# start of PASSAGE PROVIDED

My interests in education and technology integration led me to explore online learning resources offered by software companies and other organizations to aid my students and professional practice. Many companies offer certificates, badges, designations and other forms of accreditation that provide an indicator of your competency with a specific technology. Some examples include the Microsoft in Education Expert (#MIEE) designation, Google Educator, Apple Teacher, SMART Exemplary Educator etc. These accreditation opportunities are particularly relevant and significant today as technology is increasingly integrated in education. From both an employer and employee perspective, they can offer validation of a person’s competency with a specific educational technology and their dedication to self-directed learning. In addition, many offer opportunities for learners to connect to a Personal Learning Network (PLN) of global educators using that specific technology with their students.

What is my experience so far with self-directed learning?

  1. Massive Open Online Courses (MOOC’s)

I have had a few experiences with MOOC’s through the Coursera site which were very positive. I completed a course from the University of London called “ICT in Primary Education” which was fascinating as I had a chance to interact with educators from all continents through chat-rooms and discussion boards. I definitely felt privileged by the accessibility of my students to the latest technology and was inspired by resourceful educators integrating technology as powerful learning tools for their students. Many dedicated educators were using all kinds of technology to aid their students’ learning despite facing challenges of equity, infrastructure and lack of support from communities. In addition, to the benefits of connecting with other hard-working educators, the course also included a collaborative and innovative aspect to assessment. As part of each assignment, students (mostly educators) were assigned a few random assignments of colleagues to evaluate using a specific rubric.  With so many students in the course, an average of your scores was used for grading which was an innovative way to “crowd-source” assessment.1 Feel free to read more here from my notes if interested.

# end of PASSAGE PROVIDED

REQUIREMENT 1 -
In the passage on self-directed learning, which university offered the course "ICT in Primary Education"?
REQUIREMENT 2 -
Decide whether each statement agrees with the passage on self-directed learning, and support each yes or no with the deciding words quoted from it. (a) The Coursera course let the writer interact with educators from all continents. (b) A single instructor's evaluation determined grades in the course. (c) Apple Teacher is one of the examples of accreditation.
REQUIREMENT 3 -
Extend the passage on self-directed learning from the point where it stops.
This material is unrelated to the passage on self-directed learning.

# start of RECORDS SHOWN

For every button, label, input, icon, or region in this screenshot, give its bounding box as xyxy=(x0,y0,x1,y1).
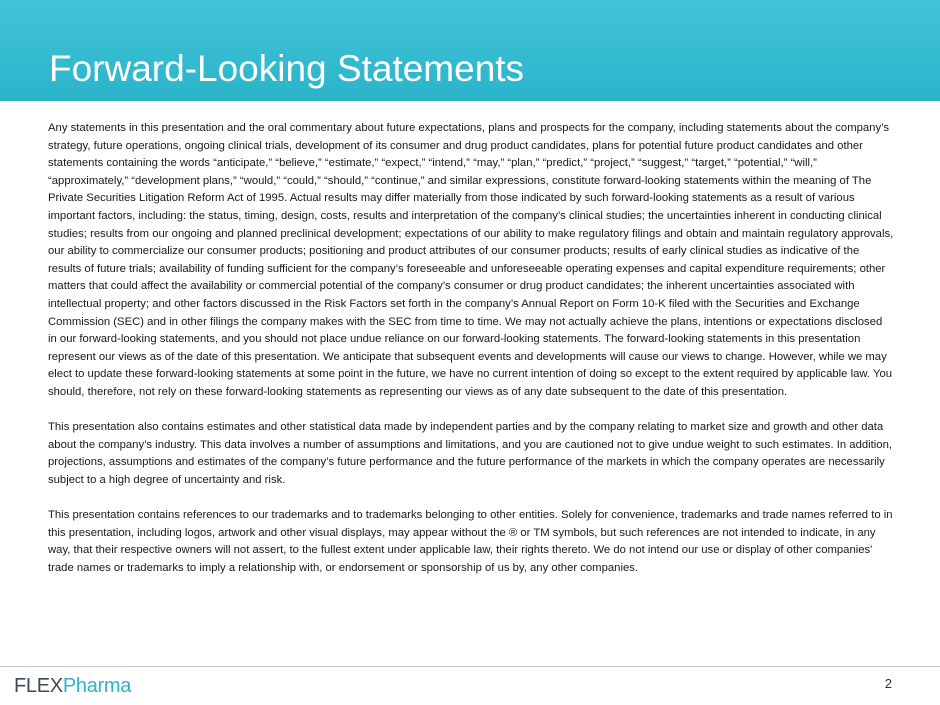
paragraph-forward-looking: Any statements in this presentation and the oral commentary about future expectations, plans and prospects for the company, including statements about the company’s strategy, future operations, ongoing clinical trials, development of its consumer and drug product candidates, plans for potential future product candidates and other statements containing the words “anticipate,” “believe,” “estimate,” “expect,” “intend,” “may,” “plan,” “predict,” “project,” “suggest,” “target,” “potential,” “will,” “approximately,” “development plans,” “would,” “could,” “should,” “continue,” and similar expressions, constitute forward-looking statements within the meaning of The Private Securities Litigation Reform Act of 1995. Actual results may differ materially from those indicated by such forward-looking statements as a result of various important factors, including: the status, timing, design, costs, results and interpretation of the company’s clinical studies; the uncertainties inherent in conducting clinical studies; results from our ongoing and planned preclinical development; expectations of our ability to make regulatory filings and obtain and maintain regulatory approvals, our ability to commercialize our consumer products; positioning and product attributes of our consumer products; results of early clinical studies as indicative of the results of future trials; availability of funding sufficient for the company’s foreseeable and unforeseeable operating expenses and capital expenditure requirements; other matters that could affect the availability or commercial potential of the company’s consumer or drug product candidates; the inherent uncertainties associated with intellectual property; and other factors discussed in the Risk Factors set forth in the company’s Annual Report on Form 10-K filed with the Securities and Exchange Commission (SEC) and in other filings the company makes with the SEC from time to time. We may not actually achieve the plans, intentions or expectations disclosed in our forward-looking statements, and you should not place undue reliance on our forward-looking statements. The forward-looking statements in this presentation represent our views as of the date of this presentation. We anticipate that subsequent events and developments will cause our views to change. However, while we may elect to update these forward-looking statements at some point in the future, we have no current intention of doing so except to the extent required by applicable law. You should, therefore, not rely on these forward-looking statements as representing our views as of any date subsequent to the date of this presentation. xyxy=(48,122,894,398)
paragraph-trademarks: This presentation contains references to our trademarks and to trademarks belonging to other entities. Solely for convenience, trademarks and trade names referred to in this presentation, including logos, artwork and other visual displays, may appear without the ® or TM symbols, but such references are not intended to indicate, in any way, that their respective owners will not assert, to the fullest extent under applicable law, their rights thereto. We do not intend our use or display of other companies' trade names or trademarks to imply a relationship with, or endorsement or sponsorship of us by, any other companies. xyxy=(48,509,893,574)
footer-divider xyxy=(0,666,940,667)
logo-pharma-text: Pharma xyxy=(62,675,132,697)
page-number: 2 xyxy=(884,676,892,691)
page-title: Forward-Looking Statements xyxy=(49,48,525,89)
paragraph-market-data: This presentation also contains estimates and other statistical data made by independent parties and by the company relating to market size and growth and other data about the company’s industry. This data involves a number of assumptions and limitations, and you are cautioned not to give undue weight to such estimates. In addition, projections, assumptions and estimates of the company’s future performance and the future performance of the markets in which the company operates are necessarily subject to a high degree of uncertainty and risk. xyxy=(48,421,893,486)
body-text xyxy=(48,120,894,595)
company-logo xyxy=(14,674,131,698)
logo-flex-text: FLEX xyxy=(14,675,63,697)
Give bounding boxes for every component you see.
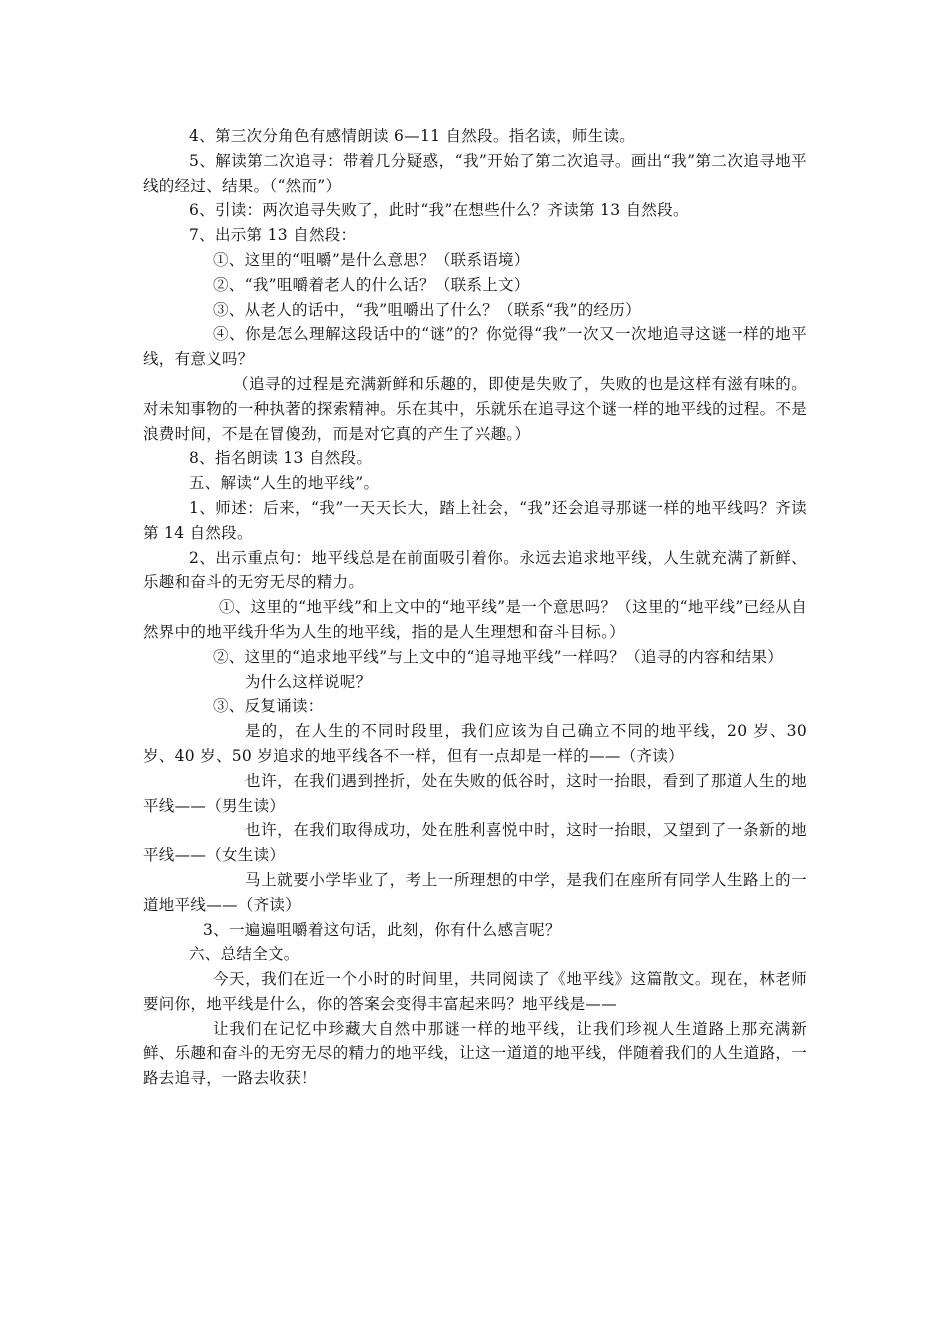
section-heading: 五、解读“人生的地平线”。 <box>189 474 380 493</box>
paragraph: 5、解读第二次追寻：带着几分疑惑，“我”开始了第二次追寻。画出“我”第二次追寻地平线的经过、结果。（“然而”） <box>143 151 807 195</box>
paragraph: 3、一遍遍咀嚼着这句话，此刻，你有什么感言呢？ <box>203 920 561 939</box>
paragraph: 马上就要小学毕业了，考上一所理想的中学，是我们在座所有同学人生路上的一道地平线——（齐读） <box>143 870 807 914</box>
paragraph: ③、反复诵读： <box>213 697 324 716</box>
paragraph: 为什么这样说呢？ <box>245 672 372 691</box>
paragraph: （追寻的过程是充满新鲜和乐趣的，即使是失败了，失败的也是这样有滋有味的。对未知事物的一种执著的探索精神。乐在其中，乐就乐在追寻这个谜一样的地平线的过程。不是浪费时间，不是在冒傻劲，而是对它真的产生了兴趣。） <box>143 374 807 443</box>
paragraph: 也许，在我们取得成功，处在胜利喜悦中时，这时一抬眼，又望到了一条新的地平线——（女生读） <box>143 821 807 865</box>
paragraph: 7、出示第 13 自然段： <box>189 226 357 245</box>
paragraph: 让我们在记忆中珍藏大自然中那谜一样的地平线，让我们珍视人生道路上那充满新鲜、乐趣和奋斗的无穷无尽的精力的地平线，让这一道道的地平线，伴随着我们的人生道路，一路去追寻，一路去收获！ <box>143 1019 807 1088</box>
paragraph: 今天，我们在近一个小时的时间里，共同阅读了《地平线》这篇散文。现在，林老师要问你，地平线是什么，你的答案会变得丰富起来吗？地平线是—— <box>143 970 807 1013</box>
paragraph: 2、出示重点句：地平线总是在前面吸引着你。永远去追求地平线，人生就充满了新鲜、乐趣和奋斗的无穷无尽的精力。 <box>143 548 807 592</box>
paragraph: 1、师述：后来，“我”一天天长大，踏上社会，“我”还会追寻那谜一样的地平线吗？齐读第 14 自然段。 <box>143 498 807 542</box>
paragraph: 是的，在人生的不同时段里，我们应该为自己确立不同的地平线，20 岁、30 岁、40 岁、50 岁追求的地平线各不一样，但有一点却是一样的——（齐读） <box>143 722 807 765</box>
paragraph: ③、从老人的话中，“我”咀嚼出了什么？（联系“我”的经历） <box>213 300 641 319</box>
document-body <box>143 124 807 1091</box>
section-heading: 六、总结全文。 <box>189 945 300 964</box>
paragraph: ①、这里的“地平线”和上文中的“地平线”是一个意思吗？（这里的“地平线”已经从自然界中的地平线升华为人生的地平线，指的是人生理想和奋斗目标。） <box>143 598 807 641</box>
paragraph: ④、你是怎么理解这段话中的“谜”的？你觉得“我”一次又一次地追寻这谜一样的地平线，有意义吗？ <box>143 325 807 369</box>
paragraph: ②、这里的“追求地平线”与上文中的“追寻地平线”一样吗？（追寻的内容和结果） <box>213 647 784 666</box>
paragraph: 4、第三次分角色有感情朗读 6—11 自然段。指名读，师生读。 <box>189 127 636 145</box>
paragraph: 也许，在我们遇到挫折，处在失败的低谷时，这时一抬眼，看到了那道人生的地平线——（男生读） <box>143 771 807 815</box>
paragraph: ②、“我”咀嚼着老人的什么话？（联系上文） <box>213 275 530 294</box>
paragraph: 8、指名朗读 13 自然段。 <box>189 449 373 468</box>
paragraph: 6、引读：两次追寻失败了，此时“我”在想些什么？齐读第 13 自然段。 <box>189 201 689 220</box>
paragraph: ①、这里的“咀嚼”是什么意思？（联系语境） <box>213 250 530 269</box>
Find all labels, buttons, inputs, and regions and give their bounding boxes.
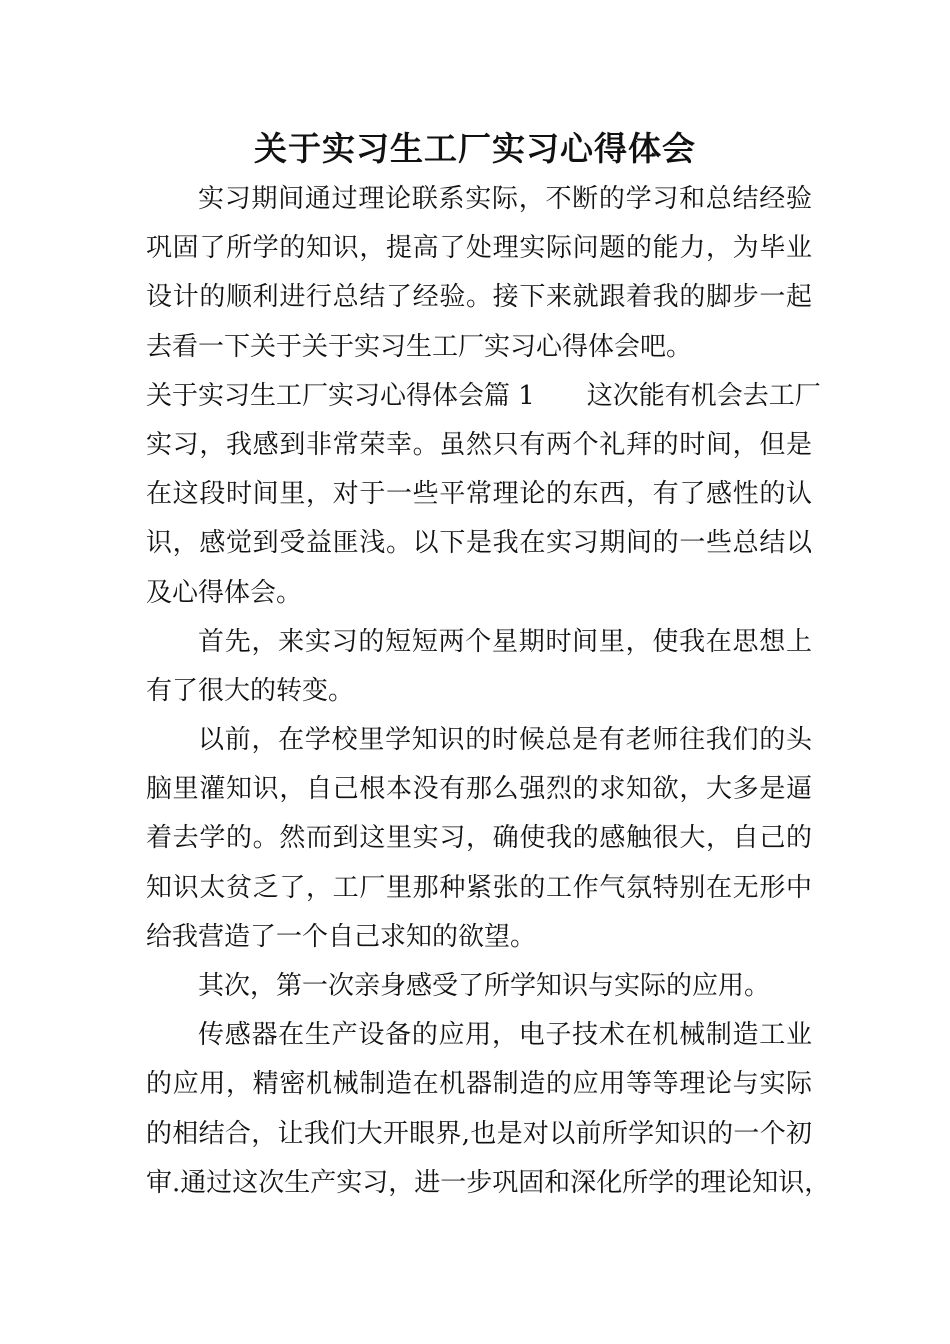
text-line: 有了很大的转变。 [146, 675, 355, 706]
section-heading-line: 关于实习生工厂实习心得体会篇 1 这次能有机会去工厂 [146, 380, 821, 411]
text-line: 传感器在生产设备的应用，电子技术在机械制造工业 [198, 1020, 812, 1051]
text-line: 以前，在学校里学知识的时候总是有老师往我们的头 [198, 725, 812, 756]
paragraph-second-point [146, 962, 812, 1011]
document-body [146, 175, 831, 1208]
paragraph-section-1 [146, 372, 821, 618]
paragraph-first-point [146, 618, 812, 716]
text-line: 去看一下关于关于实习生工厂实习心得体会吧。 [146, 331, 693, 362]
paragraph-applications [146, 1011, 831, 1208]
text-line: 的应用，精密机械制造在机器制造的应用等等理论与实际 [146, 1069, 812, 1100]
text-line: 在这段时间里，对于一些平常理论的东西，有了感性的认 [146, 479, 812, 510]
text-line: 实习，我感到非常荣幸。虽然只有两个礼拜的时间，但是 [146, 429, 812, 460]
text-line: 脑里灌知识，自己根本没有那么强烈的求知欲，大多是逼 [146, 774, 812, 805]
text-line: 其次，第一次亲身感受了所学知识与实际的应用。 [198, 971, 771, 1001]
document-title: 关于实习生工厂实习心得体会 [254, 129, 696, 168]
text-line: 首先，来实习的短短两个星期时间里，使我在思想上 [198, 626, 812, 657]
text-line: 的相结合，让我们大开眼界,也是对以前所学知识的一个初 [146, 1118, 812, 1149]
text-line: 设计的顺利进行总结了经验。接下来就跟着我的脚步一起 [146, 282, 812, 313]
paragraph-past-learning [146, 716, 812, 962]
text-line: 巩固了所学的知识，提高了处理实际问题的能力，为毕业 [146, 233, 812, 264]
text-line: 审.通过这次生产实习，进一步巩固和深化所学的理论知识， [146, 1167, 831, 1198]
text-line: 知识太贫乏了，工厂里那种紧张的工作气氛特别在无形中 [146, 872, 812, 903]
text-line: 给我营造了一个自己求知的欲望。 [146, 921, 537, 952]
text-line: 实习期间通过理论联系实际，不断的学习和总结经验 [198, 184, 812, 214]
text-line: 着去学的。然而到这里实习，确使我的感触很大，自己的 [146, 823, 812, 854]
text-line: 及心得体会。 [146, 577, 303, 608]
text-line: 识，感觉到受益匪浅。以下是我在实习期间的一些总结以 [146, 528, 812, 559]
paragraph-intro [146, 175, 812, 372]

# end of RECORDS SHOWN

REPLY 1 -
The University of London offered it.

REPLY 2 -
(a) Yes: "I had a chance to interact with educators from all continents through chat-rooms and discussion boards."
(b) No: "With so many students in the course, an average of your scores was used for grading"
(c) Yes: "Some examples include the Microsoft in Education Expert (#MIEE) designation, Google Educator, Apple Teacher, SMART Exemplary Educator etc."

REPLY 3 -
In March of this year, I completed a course called Indigenous Canada offered by the University of Alberta which completely altered my thinking and world view on History and perspectives on events in Canada and North America AKA “Turtle Island” . In this course, I was introduced to familiar topics of Canadian History but using an Indigenous worldview and perspective. I was confronted with a worldview mostly hidden or marginalized from my formal education and life in Canada which was mostly taught using a colonial perspective. The intersectionality of aboriginality, gender, sex, culture, place of residence among others combined with institutionalized and informal racism and culture clash has resulted in many challenges for Indigenous peoples today. Yet, their culture and ideas continues to resonant though powerful ideology, their roles as leaders and stewards of the land and environment.  In short, I was forever changed to be more emphatic and understanding towards Indigenous Peoples, recognize their diversity and their triumphs and tragedies (i.e. betrayals by settlers, institutionalized racism, Residential Schools and today less access to equitable health, infrastructure and justice from Canadian institutions.) Yet despite the critical evaluation and acknowledgement of past and present challenges for Indigenous peoples, the course emphasized hope and progress for the future which was inspiring. This course was so invaluable with powerful resources and perspectives to help me create a more inclusive and diverse History classroom for my students and myself as a Canadian. Here is a quick list of 150 acts of reconciliation which is particularly inspiring. 

2. Technology certifications

Many companies including Apple with their Apple Teacher program, Google with Google Educator programs and  Microsoft with their Microsoft in Education offer training videos, resources (i.e. OneNote folders) and even detailed online courses. Many of these resources lead to certifications and can be great for familiarizing yourself with the software and picking up some tips for best practices. However, it is critical that educators adapt these ideas to the specific needs of their students and learning goals in order provide richer learning opportunities. In our school, we have adopted Microsoft products mostly on the strength of the Microsoft Surface, OneNote and its digital inking possibilities and so I sought out the Microsoft in Education certificates and make use of Microsoft in Education portal and related social media for learning resources.

Here is a screenshot of some of the course selections available at the moment. More are added as technology is added or updated.

On the site, there are a number of courses which consist of videos and other learning tools and resources (i.e. OneNote folders and usually end with a quiz. The beginning of each course has the date posted, duration, likes and badges offered for completion. Upon the successful completion of the quiz (usually 80%) a badge is earned which appears on your account and as a record on a printable or sharable training transcript.

Here is an example of my achievements in the program so far. (Still much to learn)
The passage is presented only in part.